THE TASK:
Make an exact copy of all the entries, with the pictures left out.

begin PROVIDED MATERIAL

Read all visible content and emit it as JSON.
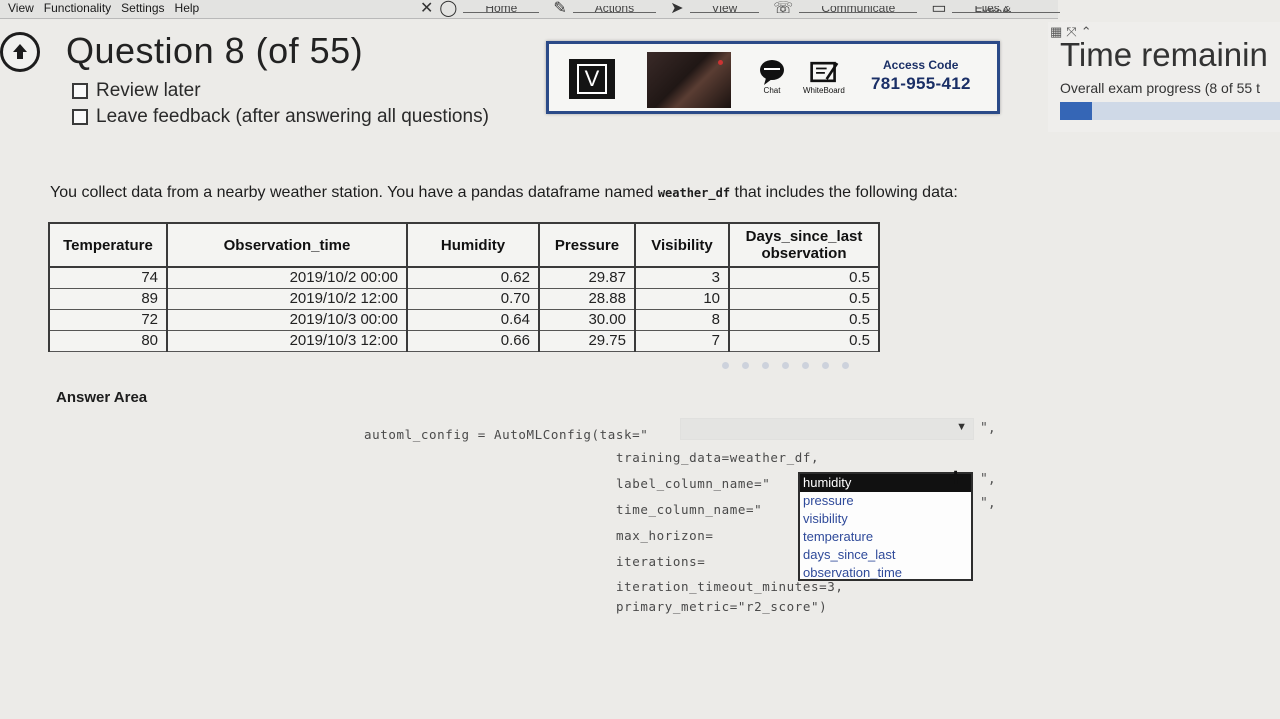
{
  "menu": [
    "View",
    "Functionality",
    "Settings",
    "Help"
  ],
  "toolbar": [
    "Home",
    "Actions",
    "View",
    "Communicate",
    "Files & Extras"
  ],
  "question": {
    "title": "Question 8 (of 55)",
    "review_later": "Review later",
    "leave_feedback": "Leave feedback (after answering all questions)"
  },
  "proctor": {
    "v_button": "V",
    "chat_label": "Chat",
    "whiteboard_label": "WhiteBoard",
    "access_code_label": "Access Code",
    "access_code": "781-955-412"
  },
  "timer": {
    "title": "Time remainin",
    "progress_text": "Overall exam progress (8 of 55 t",
    "progress_fraction": 0.145
  },
  "intro": {
    "before": "You collect data from a nearby weather station. You have a pandas dataframe named ",
    "code": "weather_df",
    "after": " that includes the following data:"
  },
  "table": {
    "headers": [
      "Temperature",
      "Observation_time",
      "Humidity",
      "Pressure",
      "Visibility",
      "Days_since_last observation"
    ],
    "rows": [
      [
        "74",
        "2019/10/2 00:00",
        "0.62",
        "29.87",
        "3",
        "0.5"
      ],
      [
        "89",
        "2019/10/2 12:00",
        "0.70",
        "28.88",
        "10",
        "0.5"
      ],
      [
        "72",
        "2019/10/3 00:00",
        "0.64",
        "30.00",
        "8",
        "0.5"
      ],
      [
        "80",
        "2019/10/3 12:00",
        "0.66",
        "29.75",
        "7",
        "0.5"
      ]
    ]
  },
  "answer": {
    "label": "Answer Area",
    "code_line1": "automl_config = AutoMLConfig(task=\"",
    "code_training": "training_data=weather_df,",
    "code_label": "label_column_name=\"",
    "code_time": "time_column_name=\"",
    "code_horizon": "max_horizon=",
    "code_iterations": "iterations=",
    "code_timeout": "iteration_timeout_minutes=3,",
    "code_metric": "primary_metric=\"r2_score\")",
    "tail": "\",",
    "options": [
      "humidity",
      "pressure",
      "visibility",
      "temperature",
      "days_since_last",
      "observation_time"
    ],
    "selected_index": 0
  }
}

end PROVIDED MATERIAL

RESULT OF THE EXERCISE:
Read all visible content and emit it as JSON.
{
  "menu": [
    "View",
    "Functionality",
    "Settings",
    "Help"
  ],
  "toolbar": [
    "Home",
    "Actions",
    "View",
    "Communicate",
    "Files & Extras"
  ],
  "question": {
    "title": "Question 8 (of 55)",
    "review_later": "Review later",
    "leave_feedback": "Leave feedback (after answering all questions)"
  },
  "proctor": {
    "v_button": "V",
    "chat_label": "Chat",
    "whiteboard_label": "WhiteBoard",
    "access_code_label": "Access Code",
    "access_code": "781-955-412"
  },
  "timer": {
    "title": "Time remainin",
    "progress_text": "Overall exam progress (8 of 55 t",
    "progress_fraction": 0.145
  },
  "intro": {
    "before": "You collect data from a nearby weather station. You have a pandas dataframe named ",
    "code": "weather_df",
    "after": " that includes the following data:"
  },
  "table": {
    "headers": [
      "Temperature",
      "Observation_time",
      "Humidity",
      "Pressure",
      "Visibility",
      "Days_since_last observation"
    ],
    "rows": [
      [
        "74",
        "2019/10/2 00:00",
        "0.62",
        "29.87",
        "3",
        "0.5"
      ],
      [
        "89",
        "2019/10/2 12:00",
        "0.70",
        "28.88",
        "10",
        "0.5"
      ],
      [
        "72",
        "2019/10/3 00:00",
        "0.64",
        "30.00",
        "8",
        "0.5"
      ],
      [
        "80",
        "2019/10/3 12:00",
        "0.66",
        "29.75",
        "7",
        "0.5"
      ]
    ]
  },
  "answer": {
    "label": "Answer Area",
    "code_line1": "automl_config = AutoMLConfig(task=\"",
    "code_training": "training_data=weather_df,",
    "code_label": "label_column_name=\"",
    "code_time": "time_column_name=\"",
    "code_horizon": "max_horizon=",
    "code_iterations": "iterations=",
    "code_timeout": "iteration_timeout_minutes=3,",
    "code_metric": "primary_metric=\"r2_score\")",
    "tail": "\",",
    "options": [
      "humidity",
      "pressure",
      "visibility",
      "temperature",
      "days_since_last",
      "observation_time"
    ],
    "selected_index": 0
  }
}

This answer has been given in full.